■ **TEXT SEGMENT**:
▶

EP by haloblack
- Released: February 10, 1992
- Recorded: February 7 – February 9, 1992
- Studio: Danger Studios (Minneapolis, Minnesota).
- Genre: Industrial rock
- Length: 11:39
- Producer: Bryan Barton; Carl White;

Haloblack chronology
|  | HB2 (1992) | rESONANCE (1992) |

Alternative cover
- Digital cover

= HB2 (EP) =

HB2 is the debut EP by haloblack, self-released on February 10, 1992. The album comprises a collection of demos that were recorded in 1992 with the intention of being part of the band's debut Tension Filter.

==Reception==
CAKE Music gave HB2 a positive review and said haloblack's "beatbox and bass, with buzzsaw melodies and dissonant droning vocals become an emotional biopsy drill for your average, sensitive, new-age guy." Industrialnation awarded the release five out of five possible stars and made note of the energetic performances.

◀

■ **GOAL**:
Decide whether each statement agrees with the text on the EP HB2, answering yes or no and quoting the text's deciding words: (a) HB2 was recorded at a studio in Minneapolis. (b) Industrialnation gave the release four out of five stars. (c) HB2 was issued by the band itself. The records that come next are separate material, unrelated to the text on the EP HB2.

Layout annotation records:
▶

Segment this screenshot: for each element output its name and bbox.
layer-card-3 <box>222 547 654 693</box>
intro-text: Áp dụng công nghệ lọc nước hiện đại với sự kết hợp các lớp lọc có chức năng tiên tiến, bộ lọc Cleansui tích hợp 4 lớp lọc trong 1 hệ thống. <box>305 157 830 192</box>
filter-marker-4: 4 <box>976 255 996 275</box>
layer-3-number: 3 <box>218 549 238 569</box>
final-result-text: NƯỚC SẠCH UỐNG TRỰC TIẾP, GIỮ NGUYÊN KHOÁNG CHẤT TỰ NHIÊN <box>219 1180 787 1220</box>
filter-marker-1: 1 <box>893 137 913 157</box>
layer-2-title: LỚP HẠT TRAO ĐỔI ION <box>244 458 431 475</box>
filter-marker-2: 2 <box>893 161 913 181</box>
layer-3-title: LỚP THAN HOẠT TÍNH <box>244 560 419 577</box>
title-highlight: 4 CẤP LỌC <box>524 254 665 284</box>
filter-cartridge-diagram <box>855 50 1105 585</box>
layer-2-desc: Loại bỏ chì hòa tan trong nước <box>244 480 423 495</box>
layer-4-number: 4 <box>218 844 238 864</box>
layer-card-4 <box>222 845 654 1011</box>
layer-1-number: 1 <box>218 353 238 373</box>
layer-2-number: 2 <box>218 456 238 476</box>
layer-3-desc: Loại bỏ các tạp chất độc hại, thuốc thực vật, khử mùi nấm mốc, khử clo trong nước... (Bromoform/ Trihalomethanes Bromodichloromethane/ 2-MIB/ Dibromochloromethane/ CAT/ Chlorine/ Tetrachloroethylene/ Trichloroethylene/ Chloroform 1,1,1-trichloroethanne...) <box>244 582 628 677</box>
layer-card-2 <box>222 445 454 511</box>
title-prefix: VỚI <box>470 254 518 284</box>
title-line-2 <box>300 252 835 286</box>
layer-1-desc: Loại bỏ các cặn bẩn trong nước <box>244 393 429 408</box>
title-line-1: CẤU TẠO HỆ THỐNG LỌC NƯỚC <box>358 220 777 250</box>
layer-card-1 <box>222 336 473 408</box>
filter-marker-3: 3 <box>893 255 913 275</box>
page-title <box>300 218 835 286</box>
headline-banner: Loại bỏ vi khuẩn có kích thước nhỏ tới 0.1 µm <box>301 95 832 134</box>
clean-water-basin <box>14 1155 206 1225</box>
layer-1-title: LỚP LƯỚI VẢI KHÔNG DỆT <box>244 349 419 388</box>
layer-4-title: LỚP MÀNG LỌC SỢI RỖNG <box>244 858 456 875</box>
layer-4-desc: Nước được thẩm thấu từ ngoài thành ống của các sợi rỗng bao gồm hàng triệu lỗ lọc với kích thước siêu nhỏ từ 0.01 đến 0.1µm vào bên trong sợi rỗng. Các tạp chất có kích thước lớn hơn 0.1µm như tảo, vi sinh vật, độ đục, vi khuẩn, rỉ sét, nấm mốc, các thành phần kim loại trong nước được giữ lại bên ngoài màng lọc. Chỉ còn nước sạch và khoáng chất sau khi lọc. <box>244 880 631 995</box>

◀

■ **WRITTEN ANSWER**:
(a) Yes: "Studio: Danger Studios (Minneapolis, Minnesota)."
(b) No: "Industrialnation awarded the release five out of five possible stars"
(c) Yes: "self-released on February 10, 1992"